— EXERCISE REQUIREMENTS —
Your job is to restate each entry word for word.

Stored records:
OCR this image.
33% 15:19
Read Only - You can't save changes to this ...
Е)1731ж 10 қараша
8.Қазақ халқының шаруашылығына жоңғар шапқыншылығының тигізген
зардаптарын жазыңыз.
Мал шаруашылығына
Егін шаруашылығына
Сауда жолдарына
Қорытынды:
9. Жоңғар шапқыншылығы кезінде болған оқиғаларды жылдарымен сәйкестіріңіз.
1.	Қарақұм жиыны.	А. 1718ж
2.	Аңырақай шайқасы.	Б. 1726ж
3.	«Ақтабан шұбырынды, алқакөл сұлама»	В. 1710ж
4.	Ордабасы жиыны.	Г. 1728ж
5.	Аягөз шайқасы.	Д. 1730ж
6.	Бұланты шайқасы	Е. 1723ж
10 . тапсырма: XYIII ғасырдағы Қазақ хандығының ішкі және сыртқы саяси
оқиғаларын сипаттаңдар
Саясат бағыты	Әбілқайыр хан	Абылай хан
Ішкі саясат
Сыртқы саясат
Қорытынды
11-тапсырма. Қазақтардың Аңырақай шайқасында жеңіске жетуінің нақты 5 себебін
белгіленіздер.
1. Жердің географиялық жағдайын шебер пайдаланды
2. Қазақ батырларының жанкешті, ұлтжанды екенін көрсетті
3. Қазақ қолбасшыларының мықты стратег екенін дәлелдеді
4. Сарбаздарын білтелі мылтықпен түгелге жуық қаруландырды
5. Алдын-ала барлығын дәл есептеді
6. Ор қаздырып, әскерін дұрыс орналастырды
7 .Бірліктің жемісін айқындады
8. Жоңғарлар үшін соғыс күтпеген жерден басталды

— OUTPUT FOR THIS TASK —
OCR this image.
33% 15:19
Read Only - You can't save changes to this ...
Е)1731ж 10 қараша
8.Қазақ халқының шаруашылығына жоңғар шапқыншылығының тигізген
зардаптарын жазыңыз.
Мал шаруашылығына
Егін шаруашылығына
Сауда жолдарына
Қорытынды:
9. Жоңғар шапқыншылығы кезінде болған оқиғаларды жылдарымен сәйкестіріңіз.
1.	Қарақұм жиыны.	А. 1718ж
2.	Аңырақай шайқасы.	Б. 1726ж
3.	«Ақтабан шұбырынды, алқакөл сұлама»	В. 1710ж
4.	Ордабасы жиыны.	Г. 1728ж
5.	Аягөз шайқасы.	Д. 1730ж
6.	Бұланты шайқасы	Е. 1723ж
10 . тапсырма: XYIII ғасырдағы Қазақ хандығының ішкі және сыртқы саяси
оқиғаларын сипаттаңдар
Саясат бағыты	Әбілқайыр хан	Абылай хан
Ішкі саясат
Сыртқы саясат
Қорытынды
11-тапсырма. Қазақтардың Аңырақай шайқасында жеңіске жетуінің нақты 5 себебін
белгіленіздер.
1. Жердің географиялық жағдайын шебер пайдаланды
2. Қазақ батырларының жанкешті, ұлтжанды екенін көрсетті
3. Қазақ қолбасшыларының мықты стратег екенін дәлелдеді
4. Сарбаздарын білтелі мылтықпен түгелге жуық қаруландырды
5. Алдын-ала барлығын дәл есептеді
6. Ор қаздырып, әскерін дұрыс орналастырды
7 .Бірліктің жемісін айқындады
8. Жоңғарлар үшін соғыс күтпеген жерден басталды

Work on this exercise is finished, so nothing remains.